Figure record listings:
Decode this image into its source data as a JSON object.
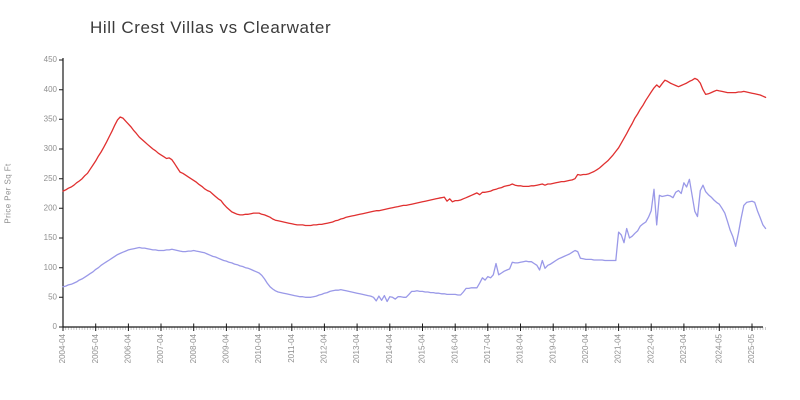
{
  "chart_data": {
    "type": "line",
    "title": "Hill Crest Villas vs Clearwater",
    "xlabel": "",
    "ylabel": "Price Per Sq Ft",
    "ylim": [
      0,
      450
    ],
    "y_ticks": [
      0,
      50,
      100,
      150,
      200,
      250,
      300,
      350,
      400,
      450
    ],
    "grid": false,
    "legend": "none",
    "x_unit": "months since 2004-04",
    "x_tick_labels": [
      {
        "label": "2004-04",
        "month": 0
      },
      {
        "label": "2005-04",
        "month": 12
      },
      {
        "label": "2006-04",
        "month": 24
      },
      {
        "label": "2007-04",
        "month": 36
      },
      {
        "label": "2008-04",
        "month": 48
      },
      {
        "label": "2009-04",
        "month": 60
      },
      {
        "label": "2010-04",
        "month": 72
      },
      {
        "label": "2011-04",
        "month": 84
      },
      {
        "label": "2012-04",
        "month": 96
      },
      {
        "label": "2013-04",
        "month": 108
      },
      {
        "label": "2014-04",
        "month": 120
      },
      {
        "label": "2015-04",
        "month": 132
      },
      {
        "label": "2016-04",
        "month": 144
      },
      {
        "label": "2017-04",
        "month": 156
      },
      {
        "label": "2018-04",
        "month": 168
      },
      {
        "label": "2019-04",
        "month": 180
      },
      {
        "label": "2020-04",
        "month": 192
      },
      {
        "label": "2021-04",
        "month": 204
      },
      {
        "label": "2022-04",
        "month": 216
      },
      {
        "label": "2023-04",
        "month": 228
      },
      {
        "label": "2024-05",
        "month": 241
      },
      {
        "label": "2025-05",
        "month": 253
      }
    ],
    "series": [
      {
        "name": "Hill Crest Villas",
        "color": "#e03030",
        "start_month": "2004-04",
        "values": [
          229,
          231,
          234,
          236,
          239,
          243,
          246,
          250,
          255,
          259,
          266,
          273,
          280,
          288,
          295,
          303,
          312,
          321,
          330,
          340,
          349,
          354,
          352,
          347,
          342,
          337,
          331,
          326,
          320,
          316,
          312,
          308,
          304,
          300,
          297,
          293,
          290,
          287,
          284,
          285,
          282,
          275,
          268,
          261,
          259,
          256,
          253,
          250,
          247,
          244,
          240,
          237,
          233,
          230,
          228,
          224,
          220,
          216,
          213,
          207,
          202,
          198,
          194,
          192,
          190,
          189,
          189,
          190,
          190,
          191,
          192,
          192,
          192,
          190,
          189,
          187,
          185,
          182,
          180,
          179,
          178,
          177,
          176,
          175,
          174,
          173,
          172,
          172,
          172,
          171,
          171,
          171,
          172,
          172,
          173,
          173,
          174,
          175,
          176,
          177,
          179,
          180,
          182,
          183,
          185,
          186,
          187,
          188,
          189,
          190,
          191,
          192,
          193,
          194,
          195,
          196,
          196,
          197,
          198,
          199,
          200,
          201,
          202,
          203,
          204,
          205,
          205,
          206,
          207,
          208,
          209,
          210,
          211,
          212,
          213,
          214,
          215,
          216,
          217,
          218,
          219,
          212,
          216,
          211,
          213,
          213,
          214,
          216,
          218,
          220,
          222,
          224,
          226,
          223,
          227,
          227,
          228,
          229,
          231,
          232,
          234,
          235,
          237,
          238,
          239,
          241,
          239,
          238,
          238,
          237,
          237,
          237,
          238,
          238,
          239,
          240,
          241,
          239,
          241,
          241,
          242,
          243,
          244,
          245,
          245,
          246,
          247,
          248,
          250,
          257,
          256,
          257,
          257,
          258,
          260,
          262,
          265,
          268,
          272,
          276,
          280,
          285,
          290,
          296,
          302,
          310,
          318,
          326,
          335,
          343,
          352,
          359,
          367,
          374,
          382,
          389,
          396,
          403,
          408,
          404,
          410,
          416,
          414,
          411,
          409,
          407,
          405,
          407,
          409,
          411,
          414,
          416,
          419,
          417,
          411,
          400,
          392,
          393,
          395,
          397,
          399,
          398,
          397,
          396,
          395,
          395,
          395,
          395,
          396,
          396,
          397,
          396,
          395,
          394,
          393,
          392,
          391,
          389,
          387
        ]
      },
      {
        "name": "Clearwater",
        "color": "#9a99e8",
        "start_month": "2004-04",
        "values": [
          68,
          69,
          71,
          72,
          74,
          76,
          79,
          81,
          84,
          87,
          90,
          93,
          97,
          100,
          104,
          107,
          110,
          113,
          116,
          119,
          122,
          124,
          126,
          128,
          130,
          131,
          132,
          133,
          134,
          133,
          133,
          132,
          131,
          130,
          130,
          129,
          129,
          129,
          130,
          130,
          131,
          130,
          129,
          128,
          127,
          127,
          128,
          128,
          129,
          128,
          127,
          126,
          125,
          123,
          121,
          119,
          118,
          116,
          114,
          112,
          111,
          109,
          108,
          106,
          105,
          103,
          102,
          100,
          99,
          97,
          95,
          93,
          91,
          87,
          81,
          74,
          68,
          64,
          61,
          59,
          58,
          57,
          56,
          55,
          54,
          53,
          52,
          51,
          51,
          50,
          50,
          50,
          51,
          52,
          54,
          55,
          57,
          58,
          60,
          61,
          62,
          62,
          63,
          62,
          61,
          60,
          59,
          58,
          57,
          56,
          55,
          54,
          53,
          52,
          50,
          44,
          52,
          45,
          53,
          43,
          51,
          50,
          47,
          51,
          51,
          50,
          50,
          55,
          60,
          60,
          61,
          60,
          60,
          59,
          59,
          58,
          58,
          57,
          57,
          56,
          56,
          55,
          55,
          55,
          55,
          54,
          54,
          59,
          65,
          65,
          66,
          66,
          66,
          74,
          83,
          79,
          85,
          83,
          88,
          107,
          88,
          91,
          94,
          96,
          98,
          109,
          108,
          108,
          109,
          110,
          111,
          110,
          110,
          107,
          104,
          96,
          112,
          99,
          104,
          106,
          109,
          112,
          115,
          117,
          119,
          121,
          123,
          126,
          129,
          127,
          116,
          115,
          114,
          114,
          114,
          113,
          113,
          113,
          113,
          112,
          112,
          112,
          112,
          112,
          160,
          155,
          142,
          166,
          150,
          153,
          158,
          162,
          170,
          174,
          177,
          185,
          196,
          232,
          172,
          222,
          220,
          221,
          222,
          221,
          218,
          227,
          230,
          225,
          243,
          236,
          249,
          222,
          195,
          186,
          230,
          239,
          228,
          223,
          219,
          214,
          210,
          207,
          200,
          192,
          178,
          163,
          152,
          136,
          158,
          183,
          205,
          210,
          211,
          212,
          210,
          196,
          184,
          172,
          166
        ]
      }
    ],
    "style": {
      "axis_color": "#1a1a1a",
      "tick_label_color": "#8f8f8f",
      "minor_tick_color": "#b5b5b5",
      "background": "#ffffff"
    }
  }
}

What this task involves — Restate the records word for word, omitting images.

Right answer —
Decode this image into its source data as a JSON object.
{
  "chart_data": {
    "type": "line",
    "title": "Hill Crest Villas vs Clearwater",
    "xlabel": "",
    "ylabel": "Price Per Sq Ft",
    "ylim": [
      0,
      450
    ],
    "y_ticks": [
      0,
      50,
      100,
      150,
      200,
      250,
      300,
      350,
      400,
      450
    ],
    "grid": false,
    "legend": "none",
    "x_unit": "months since 2004-04",
    "x_tick_labels": [
      {
        "label": "2004-04",
        "month": 0
      },
      {
        "label": "2005-04",
        "month": 12
      },
      {
        "label": "2006-04",
        "month": 24
      },
      {
        "label": "2007-04",
        "month": 36
      },
      {
        "label": "2008-04",
        "month": 48
      },
      {
        "label": "2009-04",
        "month": 60
      },
      {
        "label": "2010-04",
        "month": 72
      },
      {
        "label": "2011-04",
        "month": 84
      },
      {
        "label": "2012-04",
        "month": 96
      },
      {
        "label": "2013-04",
        "month": 108
      },
      {
        "label": "2014-04",
        "month": 120
      },
      {
        "label": "2015-04",
        "month": 132
      },
      {
        "label": "2016-04",
        "month": 144
      },
      {
        "label": "2017-04",
        "month": 156
      },
      {
        "label": "2018-04",
        "month": 168
      },
      {
        "label": "2019-04",
        "month": 180
      },
      {
        "label": "2020-04",
        "month": 192
      },
      {
        "label": "2021-04",
        "month": 204
      },
      {
        "label": "2022-04",
        "month": 216
      },
      {
        "label": "2023-04",
        "month": 228
      },
      {
        "label": "2024-05",
        "month": 241
      },
      {
        "label": "2025-05",
        "month": 253
      }
    ],
    "series": [
      {
        "name": "Hill Crest Villas",
        "color": "#e03030",
        "start_month": "2004-04",
        "values": [
          229,
          231,
          234,
          236,
          239,
          243,
          246,
          250,
          255,
          259,
          266,
          273,
          280,
          288,
          295,
          303,
          312,
          321,
          330,
          340,
          349,
          354,
          352,
          347,
          342,
          337,
          331,
          326,
          320,
          316,
          312,
          308,
          304,
          300,
          297,
          293,
          290,
          287,
          284,
          285,
          282,
          275,
          268,
          261,
          259,
          256,
          253,
          250,
          247,
          244,
          240,
          237,
          233,
          230,
          228,
          224,
          220,
          216,
          213,
          207,
          202,
          198,
          194,
          192,
          190,
          189,
          189,
          190,
          190,
          191,
          192,
          192,
          192,
          190,
          189,
          187,
          185,
          182,
          180,
          179,
          178,
          177,
          176,
          175,
          174,
          173,
          172,
          172,
          172,
          171,
          171,
          171,
          172,
          172,
          173,
          173,
          174,
          175,
          176,
          177,
          179,
          180,
          182,
          183,
          185,
          186,
          187,
          188,
          189,
          190,
          191,
          192,
          193,
          194,
          195,
          196,
          196,
          197,
          198,
          199,
          200,
          201,
          202,
          203,
          204,
          205,
          205,
          206,
          207,
          208,
          209,
          210,
          211,
          212,
          213,
          214,
          215,
          216,
          217,
          218,
          219,
          212,
          216,
          211,
          213,
          213,
          214,
          216,
          218,
          220,
          222,
          224,
          226,
          223,
          227,
          227,
          228,
          229,
          231,
          232,
          234,
          235,
          237,
          238,
          239,
          241,
          239,
          238,
          238,
          237,
          237,
          237,
          238,
          238,
          239,
          240,
          241,
          239,
          241,
          241,
          242,
          243,
          244,
          245,
          245,
          246,
          247,
          248,
          250,
          257,
          256,
          257,
          257,
          258,
          260,
          262,
          265,
          268,
          272,
          276,
          280,
          285,
          290,
          296,
          302,
          310,
          318,
          326,
          335,
          343,
          352,
          359,
          367,
          374,
          382,
          389,
          396,
          403,
          408,
          404,
          410,
          416,
          414,
          411,
          409,
          407,
          405,
          407,
          409,
          411,
          414,
          416,
          419,
          417,
          411,
          400,
          392,
          393,
          395,
          397,
          399,
          398,
          397,
          396,
          395,
          395,
          395,
          395,
          396,
          396,
          397,
          396,
          395,
          394,
          393,
          392,
          391,
          389,
          387
        ]
      },
      {
        "name": "Clearwater",
        "color": "#9a99e8",
        "start_month": "2004-04",
        "values": [
          68,
          69,
          71,
          72,
          74,
          76,
          79,
          81,
          84,
          87,
          90,
          93,
          97,
          100,
          104,
          107,
          110,
          113,
          116,
          119,
          122,
          124,
          126,
          128,
          130,
          131,
          132,
          133,
          134,
          133,
          133,
          132,
          131,
          130,
          130,
          129,
          129,
          129,
          130,
          130,
          131,
          130,
          129,
          128,
          127,
          127,
          128,
          128,
          129,
          128,
          127,
          126,
          125,
          123,
          121,
          119,
          118,
          116,
          114,
          112,
          111,
          109,
          108,
          106,
          105,
          103,
          102,
          100,
          99,
          97,
          95,
          93,
          91,
          87,
          81,
          74,
          68,
          64,
          61,
          59,
          58,
          57,
          56,
          55,
          54,
          53,
          52,
          51,
          51,
          50,
          50,
          50,
          51,
          52,
          54,
          55,
          57,
          58,
          60,
          61,
          62,
          62,
          63,
          62,
          61,
          60,
          59,
          58,
          57,
          56,
          55,
          54,
          53,
          52,
          50,
          44,
          52,
          45,
          53,
          43,
          51,
          50,
          47,
          51,
          51,
          50,
          50,
          55,
          60,
          60,
          61,
          60,
          60,
          59,
          59,
          58,
          58,
          57,
          57,
          56,
          56,
          55,
          55,
          55,
          55,
          54,
          54,
          59,
          65,
          65,
          66,
          66,
          66,
          74,
          83,
          79,
          85,
          83,
          88,
          107,
          88,
          91,
          94,
          96,
          98,
          109,
          108,
          108,
          109,
          110,
          111,
          110,
          110,
          107,
          104,
          96,
          112,
          99,
          104,
          106,
          109,
          112,
          115,
          117,
          119,
          121,
          123,
          126,
          129,
          127,
          116,
          115,
          114,
          114,
          114,
          113,
          113,
          113,
          113,
          112,
          112,
          112,
          112,
          112,
          160,
          155,
          142,
          166,
          150,
          153,
          158,
          162,
          170,
          174,
          177,
          185,
          196,
          232,
          172,
          222,
          220,
          221,
          222,
          221,
          218,
          227,
          230,
          225,
          243,
          236,
          249,
          222,
          195,
          186,
          230,
          239,
          228,
          223,
          219,
          214,
          210,
          207,
          200,
          192,
          178,
          163,
          152,
          136,
          158,
          183,
          205,
          210,
          211,
          212,
          210,
          196,
          184,
          172,
          166
        ]
      }
    ],
    "style": {
      "axis_color": "#1a1a1a",
      "tick_label_color": "#8f8f8f",
      "minor_tick_color": "#b5b5b5",
      "background": "#ffffff"
    }
  }
}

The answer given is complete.